_Task inputs_.

------------------------

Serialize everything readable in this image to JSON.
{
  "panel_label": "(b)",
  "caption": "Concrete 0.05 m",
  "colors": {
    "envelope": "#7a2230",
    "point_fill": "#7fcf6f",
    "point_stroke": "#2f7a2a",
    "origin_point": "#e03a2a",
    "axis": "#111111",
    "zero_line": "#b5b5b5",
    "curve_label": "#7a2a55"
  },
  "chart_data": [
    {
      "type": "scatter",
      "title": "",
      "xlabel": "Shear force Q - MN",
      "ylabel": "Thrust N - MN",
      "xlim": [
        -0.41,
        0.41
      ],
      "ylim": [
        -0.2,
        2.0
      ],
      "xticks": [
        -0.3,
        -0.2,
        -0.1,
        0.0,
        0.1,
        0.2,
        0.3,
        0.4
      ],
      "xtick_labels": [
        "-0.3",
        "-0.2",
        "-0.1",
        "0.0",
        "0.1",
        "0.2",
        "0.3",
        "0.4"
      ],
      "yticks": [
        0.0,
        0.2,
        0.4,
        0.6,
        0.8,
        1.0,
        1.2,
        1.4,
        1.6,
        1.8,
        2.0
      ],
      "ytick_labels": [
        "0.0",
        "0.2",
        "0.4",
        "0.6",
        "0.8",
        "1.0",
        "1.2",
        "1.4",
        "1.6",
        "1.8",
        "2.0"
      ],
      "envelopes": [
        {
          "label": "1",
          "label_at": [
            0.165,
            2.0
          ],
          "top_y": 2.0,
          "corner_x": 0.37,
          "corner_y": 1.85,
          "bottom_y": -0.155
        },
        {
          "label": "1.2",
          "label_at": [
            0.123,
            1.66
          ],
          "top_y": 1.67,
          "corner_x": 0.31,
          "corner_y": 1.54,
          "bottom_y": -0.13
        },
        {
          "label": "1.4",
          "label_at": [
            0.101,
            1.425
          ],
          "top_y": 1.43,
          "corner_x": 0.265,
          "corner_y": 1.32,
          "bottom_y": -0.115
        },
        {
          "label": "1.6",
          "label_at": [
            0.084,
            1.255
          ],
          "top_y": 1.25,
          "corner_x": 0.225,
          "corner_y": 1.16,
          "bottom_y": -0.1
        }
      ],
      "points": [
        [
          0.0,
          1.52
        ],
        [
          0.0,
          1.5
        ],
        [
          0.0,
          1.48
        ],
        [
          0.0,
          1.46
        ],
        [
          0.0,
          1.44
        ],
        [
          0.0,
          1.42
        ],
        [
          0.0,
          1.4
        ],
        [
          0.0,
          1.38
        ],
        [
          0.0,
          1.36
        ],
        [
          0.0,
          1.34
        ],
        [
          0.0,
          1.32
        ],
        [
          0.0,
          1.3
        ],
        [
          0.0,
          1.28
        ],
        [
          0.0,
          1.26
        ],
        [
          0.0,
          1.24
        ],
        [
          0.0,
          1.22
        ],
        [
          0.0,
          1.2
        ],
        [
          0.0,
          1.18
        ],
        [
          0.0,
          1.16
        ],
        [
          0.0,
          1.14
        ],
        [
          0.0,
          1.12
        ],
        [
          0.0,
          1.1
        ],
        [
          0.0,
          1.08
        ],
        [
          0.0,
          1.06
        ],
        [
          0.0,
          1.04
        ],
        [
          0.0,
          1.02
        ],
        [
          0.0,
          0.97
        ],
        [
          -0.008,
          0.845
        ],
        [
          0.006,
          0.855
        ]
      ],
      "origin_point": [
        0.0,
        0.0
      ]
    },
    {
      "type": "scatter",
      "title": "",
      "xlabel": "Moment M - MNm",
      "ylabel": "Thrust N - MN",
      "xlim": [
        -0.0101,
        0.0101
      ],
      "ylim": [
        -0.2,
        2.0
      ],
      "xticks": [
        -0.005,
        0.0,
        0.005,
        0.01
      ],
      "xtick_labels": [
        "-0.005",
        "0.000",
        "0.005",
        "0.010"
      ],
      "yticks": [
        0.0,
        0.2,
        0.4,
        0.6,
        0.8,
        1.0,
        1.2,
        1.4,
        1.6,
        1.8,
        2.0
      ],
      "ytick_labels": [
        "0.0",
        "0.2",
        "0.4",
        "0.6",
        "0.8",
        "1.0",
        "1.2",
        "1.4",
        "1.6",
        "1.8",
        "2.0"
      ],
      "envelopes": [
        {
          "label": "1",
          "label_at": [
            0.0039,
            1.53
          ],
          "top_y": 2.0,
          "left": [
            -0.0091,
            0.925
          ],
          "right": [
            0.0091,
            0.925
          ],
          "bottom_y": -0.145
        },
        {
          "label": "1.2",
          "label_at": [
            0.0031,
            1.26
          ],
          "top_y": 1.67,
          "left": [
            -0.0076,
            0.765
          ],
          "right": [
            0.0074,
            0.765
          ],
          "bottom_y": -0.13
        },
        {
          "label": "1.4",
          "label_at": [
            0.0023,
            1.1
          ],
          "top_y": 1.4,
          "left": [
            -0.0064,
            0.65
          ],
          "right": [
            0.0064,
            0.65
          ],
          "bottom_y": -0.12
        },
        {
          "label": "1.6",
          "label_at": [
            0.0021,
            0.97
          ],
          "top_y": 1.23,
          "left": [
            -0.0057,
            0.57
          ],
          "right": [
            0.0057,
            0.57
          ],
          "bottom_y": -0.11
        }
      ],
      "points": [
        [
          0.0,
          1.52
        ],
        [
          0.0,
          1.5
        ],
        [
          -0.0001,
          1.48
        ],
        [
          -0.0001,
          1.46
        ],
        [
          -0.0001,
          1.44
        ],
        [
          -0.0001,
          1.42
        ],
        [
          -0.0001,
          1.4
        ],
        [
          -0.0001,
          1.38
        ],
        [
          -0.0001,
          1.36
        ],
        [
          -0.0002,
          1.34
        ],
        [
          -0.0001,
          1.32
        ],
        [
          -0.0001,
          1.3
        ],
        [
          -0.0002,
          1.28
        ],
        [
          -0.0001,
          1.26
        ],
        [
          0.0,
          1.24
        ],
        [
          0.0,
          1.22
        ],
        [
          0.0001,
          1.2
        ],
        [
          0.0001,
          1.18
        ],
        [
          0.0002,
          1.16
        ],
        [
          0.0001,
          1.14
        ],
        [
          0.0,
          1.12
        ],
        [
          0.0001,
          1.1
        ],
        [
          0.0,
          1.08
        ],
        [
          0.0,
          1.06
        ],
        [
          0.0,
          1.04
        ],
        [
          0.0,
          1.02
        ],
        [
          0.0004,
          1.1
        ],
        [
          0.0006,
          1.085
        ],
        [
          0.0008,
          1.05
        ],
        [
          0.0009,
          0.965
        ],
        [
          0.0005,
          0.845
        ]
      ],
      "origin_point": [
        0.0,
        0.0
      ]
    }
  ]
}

------------------------

Write out the listing once more, matching it exactly.

_Response to this exercise_.
Serialize everything readable in this image to JSON.
{
  "panel_label": "(b)",
  "caption": "Concrete 0.05 m",
  "colors": {
    "envelope": "#7a2230",
    "point_fill": "#7fcf6f",
    "point_stroke": "#2f7a2a",
    "origin_point": "#e03a2a",
    "axis": "#111111",
    "zero_line": "#b5b5b5",
    "curve_label": "#7a2a55"
  },
  "chart_data": [
    {
      "type": "scatter",
      "title": "",
      "xlabel": "Shear force Q - MN",
      "ylabel": "Thrust N - MN",
      "xlim": [
        -0.41,
        0.41
      ],
      "ylim": [
        -0.2,
        2.0
      ],
      "xticks": [
        -0.3,
        -0.2,
        -0.1,
        0.0,
        0.1,
        0.2,
        0.3,
        0.4
      ],
      "xtick_labels": [
        "-0.3",
        "-0.2",
        "-0.1",
        "0.0",
        "0.1",
        "0.2",
        "0.3",
        "0.4"
      ],
      "yticks": [
        0.0,
        0.2,
        0.4,
        0.6,
        0.8,
        1.0,
        1.2,
        1.4,
        1.6,
        1.8,
        2.0
      ],
      "ytick_labels": [
        "0.0",
        "0.2",
        "0.4",
        "0.6",
        "0.8",
        "1.0",
        "1.2",
        "1.4",
        "1.6",
        "1.8",
        "2.0"
      ],
      "envelopes": [
        {
          "label": "1",
          "label_at": [
            0.165,
            2.0
          ],
          "top_y": 2.0,
          "corner_x": 0.37,
          "corner_y": 1.85,
          "bottom_y": -0.155
        },
        {
          "label": "1.2",
          "label_at": [
            0.123,
            1.66
          ],
          "top_y": 1.67,
          "corner_x": 0.31,
          "corner_y": 1.54,
          "bottom_y": -0.13
        },
        {
          "label": "1.4",
          "label_at": [
            0.101,
            1.425
          ],
          "top_y": 1.43,
          "corner_x": 0.265,
          "corner_y": 1.32,
          "bottom_y": -0.115
        },
        {
          "label": "1.6",
          "label_at": [
            0.084,
            1.255
          ],
          "top_y": 1.25,
          "corner_x": 0.225,
          "corner_y": 1.16,
          "bottom_y": -0.1
        }
      ],
      "points": [
        [
          0.0,
          1.52
        ],
        [
          0.0,
          1.5
        ],
        [
          0.0,
          1.48
        ],
        [
          0.0,
          1.46
        ],
        [
          0.0,
          1.44
        ],
        [
          0.0,
          1.42
        ],
        [
          0.0,
          1.4
        ],
        [
          0.0,
          1.38
        ],
        [
          0.0,
          1.36
        ],
        [
          0.0,
          1.34
        ],
        [
          0.0,
          1.32
        ],
        [
          0.0,
          1.3
        ],
        [
          0.0,
          1.28
        ],
        [
          0.0,
          1.26
        ],
        [
          0.0,
          1.24
        ],
        [
          0.0,
          1.22
        ],
        [
          0.0,
          1.2
        ],
        [
          0.0,
          1.18
        ],
        [
          0.0,
          1.16
        ],
        [
          0.0,
          1.14
        ],
        [
          0.0,
          1.12
        ],
        [
          0.0,
          1.1
        ],
        [
          0.0,
          1.08
        ],
        [
          0.0,
          1.06
        ],
        [
          0.0,
          1.04
        ],
        [
          0.0,
          1.02
        ],
        [
          0.0,
          0.97
        ],
        [
          -0.008,
          0.845
        ],
        [
          0.006,
          0.855
        ]
      ],
      "origin_point": [
        0.0,
        0.0
      ]
    },
    {
      "type": "scatter",
      "title": "",
      "xlabel": "Moment M - MNm",
      "ylabel": "Thrust N - MN",
      "xlim": [
        -0.0101,
        0.0101
      ],
      "ylim": [
        -0.2,
        2.0
      ],
      "xticks": [
        -0.005,
        0.0,
        0.005,
        0.01
      ],
      "xtick_labels": [
        "-0.005",
        "0.000",
        "0.005",
        "0.010"
      ],
      "yticks": [
        0.0,
        0.2,
        0.4,
        0.6,
        0.8,
        1.0,
        1.2,
        1.4,
        1.6,
        1.8,
        2.0
      ],
      "ytick_labels": [
        "0.0",
        "0.2",
        "0.4",
        "0.6",
        "0.8",
        "1.0",
        "1.2",
        "1.4",
        "1.6",
        "1.8",
        "2.0"
      ],
      "envelopes": [
        {
          "label": "1",
          "label_at": [
            0.0039,
            1.53
          ],
          "top_y": 2.0,
          "left": [
            -0.0091,
            0.925
          ],
          "right": [
            0.0091,
            0.925
          ],
          "bottom_y": -0.145
        },
        {
          "label": "1.2",
          "label_at": [
            0.0031,
            1.26
          ],
          "top_y": 1.67,
          "left": [
            -0.0076,
            0.765
          ],
          "right": [
            0.0074,
            0.765
          ],
          "bottom_y": -0.13
        },
        {
          "label": "1.4",
          "label_at": [
            0.0023,
            1.1
          ],
          "top_y": 1.4,
          "left": [
            -0.0064,
            0.65
          ],
          "right": [
            0.0064,
            0.65
          ],
          "bottom_y": -0.12
        },
        {
          "label": "1.6",
          "label_at": [
            0.0021,
            0.97
          ],
          "top_y": 1.23,
          "left": [
            -0.0057,
            0.57
          ],
          "right": [
            0.0057,
            0.57
          ],
          "bottom_y": -0.11
        }
      ],
      "points": [
        [
          0.0,
          1.52
        ],
        [
          0.0,
          1.5
        ],
        [
          -0.0001,
          1.48
        ],
        [
          -0.0001,
          1.46
        ],
        [
          -0.0001,
          1.44
        ],
        [
          -0.0001,
          1.42
        ],
        [
          -0.0001,
          1.4
        ],
        [
          -0.0001,
          1.38
        ],
        [
          -0.0001,
          1.36
        ],
        [
          -0.0002,
          1.34
        ],
        [
          -0.0001,
          1.32
        ],
        [
          -0.0001,
          1.3
        ],
        [
          -0.0002,
          1.28
        ],
        [
          -0.0001,
          1.26
        ],
        [
          0.0,
          1.24
        ],
        [
          0.0,
          1.22
        ],
        [
          0.0001,
          1.2
        ],
        [
          0.0001,
          1.18
        ],
        [
          0.0002,
          1.16
        ],
        [
          0.0001,
          1.14
        ],
        [
          0.0,
          1.12
        ],
        [
          0.0001,
          1.1
        ],
        [
          0.0,
          1.08
        ],
        [
          0.0,
          1.06
        ],
        [
          0.0,
          1.04
        ],
        [
          0.0,
          1.02
        ],
        [
          0.0004,
          1.1
        ],
        [
          0.0006,
          1.085
        ],
        [
          0.0008,
          1.05
        ],
        [
          0.0009,
          0.965
        ],
        [
          0.0005,
          0.845
        ]
      ],
      "origin_point": [
        0.0,
        0.0
      ]
    }
  ]
}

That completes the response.